Data for this task start
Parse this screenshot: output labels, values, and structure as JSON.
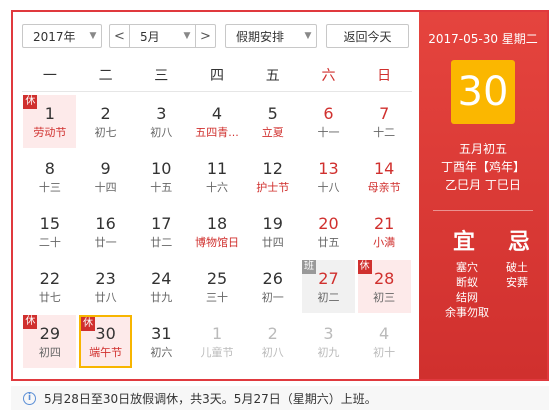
{
  "controls": {
    "year": "2017年",
    "month": "5月",
    "prev_symbol": "<",
    "next_symbol": ">",
    "holiday_select": "假期安排",
    "today_button": "返回今天"
  },
  "weekdays": [
    "一",
    "二",
    "三",
    "四",
    "五",
    "六",
    "日"
  ],
  "weeks": [
    [
      {
        "day": "1",
        "sub": "劳动节",
        "badge": "休",
        "type": "rest",
        "festival": true
      },
      {
        "day": "2",
        "sub": "初七"
      },
      {
        "day": "3",
        "sub": "初八"
      },
      {
        "day": "4",
        "sub": "五四青...",
        "festival": true
      },
      {
        "day": "5",
        "sub": "立夏",
        "festival": true
      },
      {
        "day": "6",
        "sub": "十一",
        "weekend": true
      },
      {
        "day": "7",
        "sub": "十二",
        "weekend": true
      }
    ],
    [
      {
        "day": "8",
        "sub": "十三"
      },
      {
        "day": "9",
        "sub": "十四"
      },
      {
        "day": "10",
        "sub": "十五"
      },
      {
        "day": "11",
        "sub": "十六"
      },
      {
        "day": "12",
        "sub": "护士节",
        "festival": true
      },
      {
        "day": "13",
        "sub": "十八",
        "weekend": true
      },
      {
        "day": "14",
        "sub": "母亲节",
        "weekend": true,
        "festival": true
      }
    ],
    [
      {
        "day": "15",
        "sub": "二十"
      },
      {
        "day": "16",
        "sub": "廿一"
      },
      {
        "day": "17",
        "sub": "廿二"
      },
      {
        "day": "18",
        "sub": "博物馆日",
        "festival": true
      },
      {
        "day": "19",
        "sub": "廿四"
      },
      {
        "day": "20",
        "sub": "廿五",
        "weekend": true
      },
      {
        "day": "21",
        "sub": "小满",
        "weekend": true,
        "festival": true
      }
    ],
    [
      {
        "day": "22",
        "sub": "廿七"
      },
      {
        "day": "23",
        "sub": "廿八"
      },
      {
        "day": "24",
        "sub": "廿九"
      },
      {
        "day": "25",
        "sub": "三十"
      },
      {
        "day": "26",
        "sub": "初一"
      },
      {
        "day": "27",
        "sub": "初二",
        "badge": "班",
        "type": "work",
        "weekend": true
      },
      {
        "day": "28",
        "sub": "初三",
        "badge": "休",
        "type": "rest",
        "weekend": true
      }
    ],
    [
      {
        "day": "29",
        "sub": "初四",
        "badge": "休",
        "type": "rest"
      },
      {
        "day": "30",
        "sub": "端午节",
        "badge": "休",
        "type": "rest",
        "festival": true,
        "selected": true
      },
      {
        "day": "31",
        "sub": "初六"
      },
      {
        "day": "1",
        "sub": "儿童节",
        "other": true
      },
      {
        "day": "2",
        "sub": "初八",
        "other": true
      },
      {
        "day": "3",
        "sub": "初九",
        "other": true
      },
      {
        "day": "4",
        "sub": "初十",
        "other": true
      }
    ]
  ],
  "detail": {
    "date_line": "2017-05-30 星期二",
    "day": "30",
    "lunar": "五月初五",
    "ganzhi_year": "丁酉年【鸡年】",
    "ganzhi_month_day": "乙巳月 丁巳日",
    "yi_title": "宜",
    "ji_title": "忌",
    "yi_items": [
      "塞穴",
      "断蚁",
      "结网",
      "余事勿取"
    ],
    "ji_items": [
      "破土",
      "安葬"
    ]
  },
  "notice": "5月28日至30日放假调休，共3天。5月27日（星期六）上班。",
  "colors": {
    "accent": "#d0302e",
    "highlight": "#fbb700",
    "rest_bg": "#fdeaea",
    "work_bg": "#f1f1f1"
  }
}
Data for this task end
Reproduce the material in full, word for word, and omit the pictures.

Parse this screenshot: output labels, values, and structure as JSON.
{
  "controls": {
    "year": "2017年",
    "month": "5月",
    "prev_symbol": "<",
    "next_symbol": ">",
    "holiday_select": "假期安排",
    "today_button": "返回今天"
  },
  "weekdays": [
    "一",
    "二",
    "三",
    "四",
    "五",
    "六",
    "日"
  ],
  "weeks": [
    [
      {
        "day": "1",
        "sub": "劳动节",
        "badge": "休",
        "type": "rest",
        "festival": true
      },
      {
        "day": "2",
        "sub": "初七"
      },
      {
        "day": "3",
        "sub": "初八"
      },
      {
        "day": "4",
        "sub": "五四青...",
        "festival": true
      },
      {
        "day": "5",
        "sub": "立夏",
        "festival": true
      },
      {
        "day": "6",
        "sub": "十一",
        "weekend": true
      },
      {
        "day": "7",
        "sub": "十二",
        "weekend": true
      }
    ],
    [
      {
        "day": "8",
        "sub": "十三"
      },
      {
        "day": "9",
        "sub": "十四"
      },
      {
        "day": "10",
        "sub": "十五"
      },
      {
        "day": "11",
        "sub": "十六"
      },
      {
        "day": "12",
        "sub": "护士节",
        "festival": true
      },
      {
        "day": "13",
        "sub": "十八",
        "weekend": true
      },
      {
        "day": "14",
        "sub": "母亲节",
        "weekend": true,
        "festival": true
      }
    ],
    [
      {
        "day": "15",
        "sub": "二十"
      },
      {
        "day": "16",
        "sub": "廿一"
      },
      {
        "day": "17",
        "sub": "廿二"
      },
      {
        "day": "18",
        "sub": "博物馆日",
        "festival": true
      },
      {
        "day": "19",
        "sub": "廿四"
      },
      {
        "day": "20",
        "sub": "廿五",
        "weekend": true
      },
      {
        "day": "21",
        "sub": "小满",
        "weekend": true,
        "festival": true
      }
    ],
    [
      {
        "day": "22",
        "sub": "廿七"
      },
      {
        "day": "23",
        "sub": "廿八"
      },
      {
        "day": "24",
        "sub": "廿九"
      },
      {
        "day": "25",
        "sub": "三十"
      },
      {
        "day": "26",
        "sub": "初一"
      },
      {
        "day": "27",
        "sub": "初二",
        "badge": "班",
        "type": "work",
        "weekend": true
      },
      {
        "day": "28",
        "sub": "初三",
        "badge": "休",
        "type": "rest",
        "weekend": true
      }
    ],
    [
      {
        "day": "29",
        "sub": "初四",
        "badge": "休",
        "type": "rest"
      },
      {
        "day": "30",
        "sub": "端午节",
        "badge": "休",
        "type": "rest",
        "festival": true,
        "selected": true
      },
      {
        "day": "31",
        "sub": "初六"
      },
      {
        "day": "1",
        "sub": "儿童节",
        "other": true
      },
      {
        "day": "2",
        "sub": "初八",
        "other": true
      },
      {
        "day": "3",
        "sub": "初九",
        "other": true
      },
      {
        "day": "4",
        "sub": "初十",
        "other": true
      }
    ]
  ],
  "detail": {
    "date_line": "2017-05-30 星期二",
    "day": "30",
    "lunar": "五月初五",
    "ganzhi_year": "丁酉年【鸡年】",
    "ganzhi_month_day": "乙巳月 丁巳日",
    "yi_title": "宜",
    "ji_title": "忌",
    "yi_items": [
      "塞穴",
      "断蚁",
      "结网",
      "余事勿取"
    ],
    "ji_items": [
      "破土",
      "安葬"
    ]
  },
  "notice": "5月28日至30日放假调休，共3天。5月27日（星期六）上班。",
  "colors": {
    "accent": "#d0302e",
    "highlight": "#fbb700",
    "rest_bg": "#fdeaea",
    "work_bg": "#f1f1f1"
  }
}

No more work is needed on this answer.